Beneath this task is a listing; retype all of it exactly.

Items from a dataset
──────────────────────────────

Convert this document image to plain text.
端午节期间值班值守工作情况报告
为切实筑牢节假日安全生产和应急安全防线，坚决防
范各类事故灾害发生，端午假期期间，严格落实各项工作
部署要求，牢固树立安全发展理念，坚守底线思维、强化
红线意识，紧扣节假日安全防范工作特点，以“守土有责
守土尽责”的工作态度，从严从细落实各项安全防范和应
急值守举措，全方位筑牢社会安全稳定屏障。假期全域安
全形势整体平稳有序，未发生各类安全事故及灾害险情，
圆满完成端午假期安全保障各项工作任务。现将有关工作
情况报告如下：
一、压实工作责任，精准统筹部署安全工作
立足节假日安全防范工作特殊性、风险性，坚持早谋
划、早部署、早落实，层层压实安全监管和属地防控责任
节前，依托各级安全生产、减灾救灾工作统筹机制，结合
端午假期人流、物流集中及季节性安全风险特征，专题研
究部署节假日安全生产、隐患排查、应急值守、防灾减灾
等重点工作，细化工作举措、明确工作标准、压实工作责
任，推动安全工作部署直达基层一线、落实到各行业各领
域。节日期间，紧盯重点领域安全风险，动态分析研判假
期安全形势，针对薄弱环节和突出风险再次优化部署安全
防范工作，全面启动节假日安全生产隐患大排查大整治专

──────────────────────────────

◆ **RIGHT ANSWER**
Convert this document image to plain text.
端午节期间值班值守工作情况报告
为切实筑牢节假日安全生产和应急安全防线，坚决防
范各类事故灾害发生，端午假期期间，严格落实各项工作
部署要求，牢固树立安全发展理念，坚守底线思维、强化
红线意识，紧扣节假日安全防范工作特点，以“守土有责
守土尽责”的工作态度，从严从细落实各项安全防范和应
急值守举措，全方位筑牢社会安全稳定屏障。假期全域安
全形势整体平稳有序，未发生各类安全事故及灾害险情，
圆满完成端午假期安全保障各项工作任务。现将有关工作
情况报告如下：
一、压实工作责任，精准统筹部署安全工作
立足节假日安全防范工作特殊性、风险性，坚持早谋
划、早部署、早落实，层层压实安全监管和属地防控责任
节前，依托各级安全生产、减灾救灾工作统筹机制，结合
端午假期人流、物流集中及季节性安全风险特征，专题研
究部署节假日安全生产、隐患排查、应急值守、防灾减灾
等重点工作，细化工作举措、明确工作标准、压实工作责
任，推动安全工作部署直达基层一线、落实到各行业各领
域。节日期间，紧盯重点领域安全风险，动态分析研判假
期安全形势，针对薄弱环节和突出风险再次优化部署安全
防范工作，全面启动节假日安全生产隐患大排查大整治专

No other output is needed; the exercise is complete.